* [SET TASK 1]: Edit the records from their first line through the line holding "page-number: 11 bbox=[702, 1733, 743, 1780]", inclusive: change "List" to "Name", keep everything else the same, and return only those lines.
....................
Australia`s elite to be inducted into the 2011 ISF Hall of Fame

Australia`s elite to be inducted into the 2011 ISF Hall of Fame

3 November 2011

Softball Australia is pleased to announce the induction of three of Softball’s most decorated members into the 2011 International Softball Federation (ISF) Hall of Fame.

 

Bob Harrow (ACT) - Coach

Bob has dedicated 20 years of service to Softball in Australia, particularly to the elite women’s and men’s programs. Since 2000, Bob has been Head Coach of the Australian Open Men’s team, the Aussie Steelers, achieving great success, including winning the 2009 ISF XII Open Men’s World Championship.
....................
* [SET TASK 2]: According to the Hall of Fame announcement, which world championship did the Aussie Steelers win with Bob Harrow as Head Coach?
....................
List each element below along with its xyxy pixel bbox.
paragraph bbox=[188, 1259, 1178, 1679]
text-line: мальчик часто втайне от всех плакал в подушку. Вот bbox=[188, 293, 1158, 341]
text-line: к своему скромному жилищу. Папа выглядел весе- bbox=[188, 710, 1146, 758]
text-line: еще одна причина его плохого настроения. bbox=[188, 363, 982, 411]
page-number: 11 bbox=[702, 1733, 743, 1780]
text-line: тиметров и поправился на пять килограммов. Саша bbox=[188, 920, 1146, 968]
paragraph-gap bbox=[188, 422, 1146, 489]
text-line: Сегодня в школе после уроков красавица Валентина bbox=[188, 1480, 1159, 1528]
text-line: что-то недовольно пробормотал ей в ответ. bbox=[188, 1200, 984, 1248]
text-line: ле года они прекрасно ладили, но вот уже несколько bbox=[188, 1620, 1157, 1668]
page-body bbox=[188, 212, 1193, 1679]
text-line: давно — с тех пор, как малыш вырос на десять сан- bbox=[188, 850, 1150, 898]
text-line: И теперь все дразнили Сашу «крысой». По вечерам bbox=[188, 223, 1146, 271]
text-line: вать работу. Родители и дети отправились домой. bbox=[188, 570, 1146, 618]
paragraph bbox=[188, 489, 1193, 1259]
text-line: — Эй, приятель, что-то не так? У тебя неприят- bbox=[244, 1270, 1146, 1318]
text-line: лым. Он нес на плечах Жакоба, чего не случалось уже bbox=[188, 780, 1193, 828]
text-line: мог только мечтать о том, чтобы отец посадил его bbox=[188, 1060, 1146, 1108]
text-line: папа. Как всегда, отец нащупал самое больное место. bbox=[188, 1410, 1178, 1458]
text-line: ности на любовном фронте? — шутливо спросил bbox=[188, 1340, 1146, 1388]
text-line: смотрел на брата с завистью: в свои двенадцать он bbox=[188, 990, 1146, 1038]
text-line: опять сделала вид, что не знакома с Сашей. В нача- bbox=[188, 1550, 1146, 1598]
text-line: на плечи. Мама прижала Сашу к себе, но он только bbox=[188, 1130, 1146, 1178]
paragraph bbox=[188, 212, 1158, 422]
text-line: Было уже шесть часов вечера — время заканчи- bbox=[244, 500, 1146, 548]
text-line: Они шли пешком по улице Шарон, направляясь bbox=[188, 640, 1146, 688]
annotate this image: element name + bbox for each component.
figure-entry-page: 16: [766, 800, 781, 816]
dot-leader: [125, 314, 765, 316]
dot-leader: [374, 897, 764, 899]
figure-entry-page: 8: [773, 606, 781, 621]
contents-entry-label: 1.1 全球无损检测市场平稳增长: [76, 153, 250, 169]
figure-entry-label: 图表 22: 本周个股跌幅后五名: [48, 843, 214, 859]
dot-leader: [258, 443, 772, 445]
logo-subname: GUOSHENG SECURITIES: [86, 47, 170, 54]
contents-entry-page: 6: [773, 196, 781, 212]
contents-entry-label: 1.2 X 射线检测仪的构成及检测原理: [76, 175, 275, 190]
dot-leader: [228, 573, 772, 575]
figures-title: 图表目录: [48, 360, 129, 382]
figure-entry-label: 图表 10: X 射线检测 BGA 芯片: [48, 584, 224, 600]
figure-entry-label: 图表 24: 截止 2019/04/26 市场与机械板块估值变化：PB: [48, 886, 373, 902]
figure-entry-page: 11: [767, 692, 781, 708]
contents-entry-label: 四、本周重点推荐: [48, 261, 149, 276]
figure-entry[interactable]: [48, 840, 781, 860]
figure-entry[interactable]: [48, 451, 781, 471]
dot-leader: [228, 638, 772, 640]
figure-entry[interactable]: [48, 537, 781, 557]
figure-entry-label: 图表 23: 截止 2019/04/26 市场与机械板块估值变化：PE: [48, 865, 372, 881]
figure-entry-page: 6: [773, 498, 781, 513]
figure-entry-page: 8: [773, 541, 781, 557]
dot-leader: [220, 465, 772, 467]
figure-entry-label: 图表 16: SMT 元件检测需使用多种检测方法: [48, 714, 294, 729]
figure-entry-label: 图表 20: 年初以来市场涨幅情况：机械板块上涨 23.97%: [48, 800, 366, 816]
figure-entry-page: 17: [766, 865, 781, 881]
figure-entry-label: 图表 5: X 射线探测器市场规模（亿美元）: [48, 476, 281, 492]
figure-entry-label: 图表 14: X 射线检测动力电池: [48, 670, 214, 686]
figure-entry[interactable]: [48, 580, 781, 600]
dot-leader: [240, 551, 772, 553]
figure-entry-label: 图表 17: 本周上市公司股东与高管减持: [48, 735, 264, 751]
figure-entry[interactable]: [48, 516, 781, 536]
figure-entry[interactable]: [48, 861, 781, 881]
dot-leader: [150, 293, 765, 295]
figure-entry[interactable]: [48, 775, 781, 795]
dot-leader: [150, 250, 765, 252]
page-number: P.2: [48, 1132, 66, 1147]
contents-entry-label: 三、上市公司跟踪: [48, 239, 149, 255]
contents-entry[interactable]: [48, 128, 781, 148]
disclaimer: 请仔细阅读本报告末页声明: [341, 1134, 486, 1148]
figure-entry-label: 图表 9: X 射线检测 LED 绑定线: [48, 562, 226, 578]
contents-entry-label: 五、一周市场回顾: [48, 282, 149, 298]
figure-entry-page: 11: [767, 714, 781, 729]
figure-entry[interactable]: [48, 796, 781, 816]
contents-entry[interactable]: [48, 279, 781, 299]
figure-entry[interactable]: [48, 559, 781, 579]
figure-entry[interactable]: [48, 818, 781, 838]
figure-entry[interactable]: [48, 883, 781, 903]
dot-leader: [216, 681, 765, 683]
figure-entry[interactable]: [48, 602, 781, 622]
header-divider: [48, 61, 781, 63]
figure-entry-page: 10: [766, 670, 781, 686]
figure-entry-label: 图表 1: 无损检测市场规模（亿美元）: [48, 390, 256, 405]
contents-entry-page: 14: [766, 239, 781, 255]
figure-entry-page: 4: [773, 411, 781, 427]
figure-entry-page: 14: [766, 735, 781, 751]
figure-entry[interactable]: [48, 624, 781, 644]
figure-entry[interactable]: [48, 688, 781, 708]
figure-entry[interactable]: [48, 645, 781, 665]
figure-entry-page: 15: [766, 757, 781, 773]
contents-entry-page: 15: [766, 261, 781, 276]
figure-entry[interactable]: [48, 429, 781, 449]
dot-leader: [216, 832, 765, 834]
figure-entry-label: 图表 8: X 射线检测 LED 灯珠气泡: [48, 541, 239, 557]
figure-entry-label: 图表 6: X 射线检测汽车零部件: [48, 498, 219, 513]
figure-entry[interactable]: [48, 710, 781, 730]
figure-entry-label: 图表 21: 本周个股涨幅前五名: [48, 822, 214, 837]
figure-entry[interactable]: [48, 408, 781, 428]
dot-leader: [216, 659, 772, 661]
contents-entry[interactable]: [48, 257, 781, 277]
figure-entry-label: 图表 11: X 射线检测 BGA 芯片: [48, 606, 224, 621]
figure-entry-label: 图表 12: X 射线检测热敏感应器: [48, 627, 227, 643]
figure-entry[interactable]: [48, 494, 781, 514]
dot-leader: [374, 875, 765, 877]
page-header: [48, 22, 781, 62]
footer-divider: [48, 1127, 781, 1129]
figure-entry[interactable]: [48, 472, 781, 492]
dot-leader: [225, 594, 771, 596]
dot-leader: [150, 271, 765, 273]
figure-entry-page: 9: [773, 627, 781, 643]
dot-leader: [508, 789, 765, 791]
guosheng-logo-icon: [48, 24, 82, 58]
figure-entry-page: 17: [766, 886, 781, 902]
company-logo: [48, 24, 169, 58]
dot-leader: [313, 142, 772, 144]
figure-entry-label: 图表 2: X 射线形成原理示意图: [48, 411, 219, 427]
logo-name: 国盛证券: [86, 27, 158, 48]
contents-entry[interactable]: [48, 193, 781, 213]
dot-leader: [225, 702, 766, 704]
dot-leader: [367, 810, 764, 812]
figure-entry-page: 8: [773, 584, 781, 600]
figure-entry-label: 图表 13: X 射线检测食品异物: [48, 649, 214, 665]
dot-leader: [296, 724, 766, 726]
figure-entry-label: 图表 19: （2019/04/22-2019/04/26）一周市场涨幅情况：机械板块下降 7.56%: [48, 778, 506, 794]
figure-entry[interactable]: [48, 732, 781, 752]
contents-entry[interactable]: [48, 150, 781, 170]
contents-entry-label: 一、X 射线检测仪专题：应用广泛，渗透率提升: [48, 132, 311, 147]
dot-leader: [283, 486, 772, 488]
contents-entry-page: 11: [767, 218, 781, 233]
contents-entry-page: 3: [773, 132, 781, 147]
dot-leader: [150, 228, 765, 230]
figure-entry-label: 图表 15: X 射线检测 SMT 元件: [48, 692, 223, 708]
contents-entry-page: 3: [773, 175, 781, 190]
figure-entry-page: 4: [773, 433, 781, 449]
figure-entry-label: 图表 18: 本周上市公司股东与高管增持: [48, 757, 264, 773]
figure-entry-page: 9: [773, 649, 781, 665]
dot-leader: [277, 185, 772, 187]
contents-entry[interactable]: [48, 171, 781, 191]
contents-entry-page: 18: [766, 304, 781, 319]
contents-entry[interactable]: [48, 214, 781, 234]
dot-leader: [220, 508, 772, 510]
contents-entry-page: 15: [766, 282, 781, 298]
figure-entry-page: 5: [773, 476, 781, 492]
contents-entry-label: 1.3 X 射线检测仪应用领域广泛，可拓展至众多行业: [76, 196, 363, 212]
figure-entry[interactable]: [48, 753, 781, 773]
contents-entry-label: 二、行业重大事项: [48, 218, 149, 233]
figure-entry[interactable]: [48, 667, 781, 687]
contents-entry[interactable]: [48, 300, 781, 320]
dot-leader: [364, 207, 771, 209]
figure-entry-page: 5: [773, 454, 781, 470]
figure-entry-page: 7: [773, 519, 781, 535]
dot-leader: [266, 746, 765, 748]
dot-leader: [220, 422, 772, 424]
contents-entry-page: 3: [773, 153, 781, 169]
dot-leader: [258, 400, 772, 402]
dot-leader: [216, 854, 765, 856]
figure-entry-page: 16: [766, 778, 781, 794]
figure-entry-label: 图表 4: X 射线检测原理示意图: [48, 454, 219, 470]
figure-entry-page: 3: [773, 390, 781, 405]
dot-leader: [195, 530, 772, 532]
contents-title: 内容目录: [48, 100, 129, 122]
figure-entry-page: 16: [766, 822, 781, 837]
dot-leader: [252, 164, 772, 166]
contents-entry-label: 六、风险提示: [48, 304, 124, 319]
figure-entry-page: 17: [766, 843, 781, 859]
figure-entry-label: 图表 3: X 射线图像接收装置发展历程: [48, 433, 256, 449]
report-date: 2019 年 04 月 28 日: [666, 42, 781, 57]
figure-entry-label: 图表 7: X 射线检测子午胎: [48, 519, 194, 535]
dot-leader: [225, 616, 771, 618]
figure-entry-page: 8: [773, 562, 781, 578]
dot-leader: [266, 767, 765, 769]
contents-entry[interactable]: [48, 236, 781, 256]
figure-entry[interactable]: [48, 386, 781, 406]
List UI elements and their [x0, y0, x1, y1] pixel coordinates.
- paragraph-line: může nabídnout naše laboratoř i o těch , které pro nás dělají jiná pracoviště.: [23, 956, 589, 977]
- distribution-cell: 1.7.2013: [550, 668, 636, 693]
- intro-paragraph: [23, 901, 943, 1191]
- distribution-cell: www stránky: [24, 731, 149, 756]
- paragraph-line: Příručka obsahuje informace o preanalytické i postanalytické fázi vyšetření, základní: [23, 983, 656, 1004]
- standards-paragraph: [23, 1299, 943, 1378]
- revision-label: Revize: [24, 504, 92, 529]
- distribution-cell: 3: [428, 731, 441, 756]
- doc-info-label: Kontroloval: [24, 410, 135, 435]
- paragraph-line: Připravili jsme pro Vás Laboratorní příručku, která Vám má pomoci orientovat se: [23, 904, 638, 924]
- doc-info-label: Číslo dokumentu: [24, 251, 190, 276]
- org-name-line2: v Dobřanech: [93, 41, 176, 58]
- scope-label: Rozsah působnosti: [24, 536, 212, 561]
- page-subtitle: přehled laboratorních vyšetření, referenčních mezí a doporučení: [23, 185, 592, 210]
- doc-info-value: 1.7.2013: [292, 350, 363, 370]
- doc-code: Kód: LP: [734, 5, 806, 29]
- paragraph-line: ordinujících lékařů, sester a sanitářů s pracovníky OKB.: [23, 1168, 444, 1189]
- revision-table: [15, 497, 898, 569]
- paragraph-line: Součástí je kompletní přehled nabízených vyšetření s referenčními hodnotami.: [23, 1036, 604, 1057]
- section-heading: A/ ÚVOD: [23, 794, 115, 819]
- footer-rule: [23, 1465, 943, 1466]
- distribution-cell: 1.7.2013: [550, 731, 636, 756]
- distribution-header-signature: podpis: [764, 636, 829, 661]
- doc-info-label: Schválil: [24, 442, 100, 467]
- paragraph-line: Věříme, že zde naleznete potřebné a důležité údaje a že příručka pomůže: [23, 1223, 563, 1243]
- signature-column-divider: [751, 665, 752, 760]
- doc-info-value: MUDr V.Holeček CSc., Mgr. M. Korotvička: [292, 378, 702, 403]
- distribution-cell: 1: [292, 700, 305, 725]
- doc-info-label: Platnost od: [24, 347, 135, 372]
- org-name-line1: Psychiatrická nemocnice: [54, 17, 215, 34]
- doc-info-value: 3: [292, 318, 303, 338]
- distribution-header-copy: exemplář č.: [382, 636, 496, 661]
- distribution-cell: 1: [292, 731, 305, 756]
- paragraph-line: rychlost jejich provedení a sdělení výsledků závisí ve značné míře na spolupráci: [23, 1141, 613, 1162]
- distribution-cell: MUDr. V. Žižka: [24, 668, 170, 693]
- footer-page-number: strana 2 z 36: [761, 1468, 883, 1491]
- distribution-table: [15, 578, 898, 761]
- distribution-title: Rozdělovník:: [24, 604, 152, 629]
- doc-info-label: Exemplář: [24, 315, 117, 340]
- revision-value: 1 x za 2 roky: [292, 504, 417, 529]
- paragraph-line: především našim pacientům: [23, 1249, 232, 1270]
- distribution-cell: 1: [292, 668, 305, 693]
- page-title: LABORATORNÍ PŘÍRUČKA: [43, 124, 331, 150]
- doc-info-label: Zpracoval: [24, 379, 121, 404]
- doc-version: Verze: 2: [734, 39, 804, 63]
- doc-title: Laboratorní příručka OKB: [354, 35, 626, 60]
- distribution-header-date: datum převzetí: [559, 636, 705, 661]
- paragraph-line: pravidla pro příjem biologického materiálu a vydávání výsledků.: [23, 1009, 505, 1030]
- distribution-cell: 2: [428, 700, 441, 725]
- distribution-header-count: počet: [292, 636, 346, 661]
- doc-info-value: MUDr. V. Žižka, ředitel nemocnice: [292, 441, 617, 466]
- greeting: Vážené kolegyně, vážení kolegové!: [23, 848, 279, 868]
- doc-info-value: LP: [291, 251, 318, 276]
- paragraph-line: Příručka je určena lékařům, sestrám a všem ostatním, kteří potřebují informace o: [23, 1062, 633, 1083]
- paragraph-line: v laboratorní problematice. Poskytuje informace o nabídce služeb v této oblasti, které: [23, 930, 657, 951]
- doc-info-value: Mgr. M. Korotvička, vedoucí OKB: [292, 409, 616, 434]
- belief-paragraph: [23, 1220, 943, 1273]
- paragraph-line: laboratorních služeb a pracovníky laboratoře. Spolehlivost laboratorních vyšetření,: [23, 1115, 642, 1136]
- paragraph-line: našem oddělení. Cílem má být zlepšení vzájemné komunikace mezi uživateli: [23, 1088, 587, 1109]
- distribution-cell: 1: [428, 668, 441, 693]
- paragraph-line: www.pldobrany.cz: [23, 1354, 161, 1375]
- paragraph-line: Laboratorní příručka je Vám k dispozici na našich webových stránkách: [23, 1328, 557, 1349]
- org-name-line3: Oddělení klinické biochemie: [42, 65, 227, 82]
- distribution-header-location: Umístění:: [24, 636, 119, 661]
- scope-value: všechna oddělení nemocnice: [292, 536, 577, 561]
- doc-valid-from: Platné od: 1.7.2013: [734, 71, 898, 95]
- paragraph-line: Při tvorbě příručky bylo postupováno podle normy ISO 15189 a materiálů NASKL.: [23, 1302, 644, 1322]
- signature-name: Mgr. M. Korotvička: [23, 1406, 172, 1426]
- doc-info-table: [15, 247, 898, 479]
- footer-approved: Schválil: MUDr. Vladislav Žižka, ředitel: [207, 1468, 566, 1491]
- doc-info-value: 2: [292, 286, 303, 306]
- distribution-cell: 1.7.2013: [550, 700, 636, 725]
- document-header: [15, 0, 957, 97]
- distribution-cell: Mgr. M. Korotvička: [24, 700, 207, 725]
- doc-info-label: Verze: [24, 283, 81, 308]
....................
* [CORRECT RESPONSE 1]:
Name each element below along with its xyxy pixel bbox.
paragraph bbox=[188, 1259, 1178, 1679]
text-line: мальчик часто втайне от всех плакал в подушку. Вот bbox=[188, 293, 1158, 341]
text-line: к своему скромному жилищу. Папа выглядел весе- bbox=[188, 710, 1146, 758]
text-line: еще одна причина его плохого настроения. bbox=[188, 363, 982, 411]
page-number: 11 bbox=[702, 1733, 743, 1780]

* [CORRECT RESPONSE 2]: The 2009 ISF XII Open Men's World Championship.